- Exercise description -
Set down the full listing exactly, character for character.

- Materials provided -
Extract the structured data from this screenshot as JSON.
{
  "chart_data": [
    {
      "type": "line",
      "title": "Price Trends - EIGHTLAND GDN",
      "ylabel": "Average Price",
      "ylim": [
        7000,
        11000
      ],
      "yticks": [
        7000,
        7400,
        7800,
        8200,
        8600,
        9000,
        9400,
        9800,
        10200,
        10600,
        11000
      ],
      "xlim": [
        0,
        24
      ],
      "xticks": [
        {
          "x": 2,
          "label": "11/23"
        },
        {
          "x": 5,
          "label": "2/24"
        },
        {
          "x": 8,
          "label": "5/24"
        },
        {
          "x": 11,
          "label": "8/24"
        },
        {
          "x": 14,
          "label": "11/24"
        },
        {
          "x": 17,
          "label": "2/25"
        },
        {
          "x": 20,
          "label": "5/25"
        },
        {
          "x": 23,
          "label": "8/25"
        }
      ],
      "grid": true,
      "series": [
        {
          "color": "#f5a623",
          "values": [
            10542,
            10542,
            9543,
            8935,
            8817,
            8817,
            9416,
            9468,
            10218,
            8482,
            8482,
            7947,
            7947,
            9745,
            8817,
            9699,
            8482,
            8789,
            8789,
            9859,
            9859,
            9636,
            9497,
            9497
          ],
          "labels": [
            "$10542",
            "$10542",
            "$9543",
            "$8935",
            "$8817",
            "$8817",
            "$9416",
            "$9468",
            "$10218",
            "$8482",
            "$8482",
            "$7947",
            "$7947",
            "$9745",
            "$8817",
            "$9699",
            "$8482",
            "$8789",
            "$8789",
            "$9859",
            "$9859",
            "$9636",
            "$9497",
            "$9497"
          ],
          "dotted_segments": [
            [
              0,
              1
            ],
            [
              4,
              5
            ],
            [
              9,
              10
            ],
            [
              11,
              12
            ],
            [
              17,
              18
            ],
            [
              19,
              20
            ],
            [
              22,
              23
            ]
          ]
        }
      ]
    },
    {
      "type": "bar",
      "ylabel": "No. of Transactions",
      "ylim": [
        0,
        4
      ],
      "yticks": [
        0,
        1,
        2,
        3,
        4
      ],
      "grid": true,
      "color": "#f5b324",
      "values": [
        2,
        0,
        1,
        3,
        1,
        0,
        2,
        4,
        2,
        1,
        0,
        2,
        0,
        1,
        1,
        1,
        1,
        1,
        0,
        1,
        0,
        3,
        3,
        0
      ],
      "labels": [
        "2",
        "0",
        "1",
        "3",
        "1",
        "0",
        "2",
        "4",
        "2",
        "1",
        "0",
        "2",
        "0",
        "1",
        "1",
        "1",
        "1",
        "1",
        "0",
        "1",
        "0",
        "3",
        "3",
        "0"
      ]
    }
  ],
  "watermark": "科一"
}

- Full response -
Extract the structured data from this screenshot as JSON.
{
  "chart_data": [
    {
      "type": "line",
      "title": "Price Trends - EIGHTLAND GDN",
      "ylabel": "Average Price",
      "ylim": [
        7000,
        11000
      ],
      "yticks": [
        7000,
        7400,
        7800,
        8200,
        8600,
        9000,
        9400,
        9800,
        10200,
        10600,
        11000
      ],
      "xlim": [
        0,
        24
      ],
      "xticks": [
        {
          "x": 2,
          "label": "11/23"
        },
        {
          "x": 5,
          "label": "2/24"
        },
        {
          "x": 8,
          "label": "5/24"
        },
        {
          "x": 11,
          "label": "8/24"
        },
        {
          "x": 14,
          "label": "11/24"
        },
        {
          "x": 17,
          "label": "2/25"
        },
        {
          "x": 20,
          "label": "5/25"
        },
        {
          "x": 23,
          "label": "8/25"
        }
      ],
      "grid": true,
      "series": [
        {
          "color": "#f5a623",
          "values": [
            10542,
            10542,
            9543,
            8935,
            8817,
            8817,
            9416,
            9468,
            10218,
            8482,
            8482,
            7947,
            7947,
            9745,
            8817,
            9699,
            8482,
            8789,
            8789,
            9859,
            9859,
            9636,
            9497,
            9497
          ],
          "labels": [
            "$10542",
            "$10542",
            "$9543",
            "$8935",
            "$8817",
            "$8817",
            "$9416",
            "$9468",
            "$10218",
            "$8482",
            "$8482",
            "$7947",
            "$7947",
            "$9745",
            "$8817",
            "$9699",
            "$8482",
            "$8789",
            "$8789",
            "$9859",
            "$9859",
            "$9636",
            "$9497",
            "$9497"
          ],
          "dotted_segments": [
            [
              0,
              1
            ],
            [
              4,
              5
            ],
            [
              9,
              10
            ],
            [
              11,
              12
            ],
            [
              17,
              18
            ],
            [
              19,
              20
            ],
            [
              22,
              23
            ]
          ]
        }
      ]
    },
    {
      "type": "bar",
      "ylabel": "No. of Transactions",
      "ylim": [
        0,
        4
      ],
      "yticks": [
        0,
        1,
        2,
        3,
        4
      ],
      "grid": true,
      "color": "#f5b324",
      "values": [
        2,
        0,
        1,
        3,
        1,
        0,
        2,
        4,
        2,
        1,
        0,
        2,
        0,
        1,
        1,
        1,
        1,
        1,
        0,
        1,
        0,
        3,
        3,
        0
      ],
      "labels": [
        "2",
        "0",
        "1",
        "3",
        "1",
        "0",
        "2",
        "4",
        "2",
        "1",
        "0",
        "2",
        "0",
        "1",
        "1",
        "1",
        "1",
        "1",
        "0",
        "1",
        "0",
        "3",
        "3",
        "0"
      ]
    }
  ],
  "watermark": "科一"
}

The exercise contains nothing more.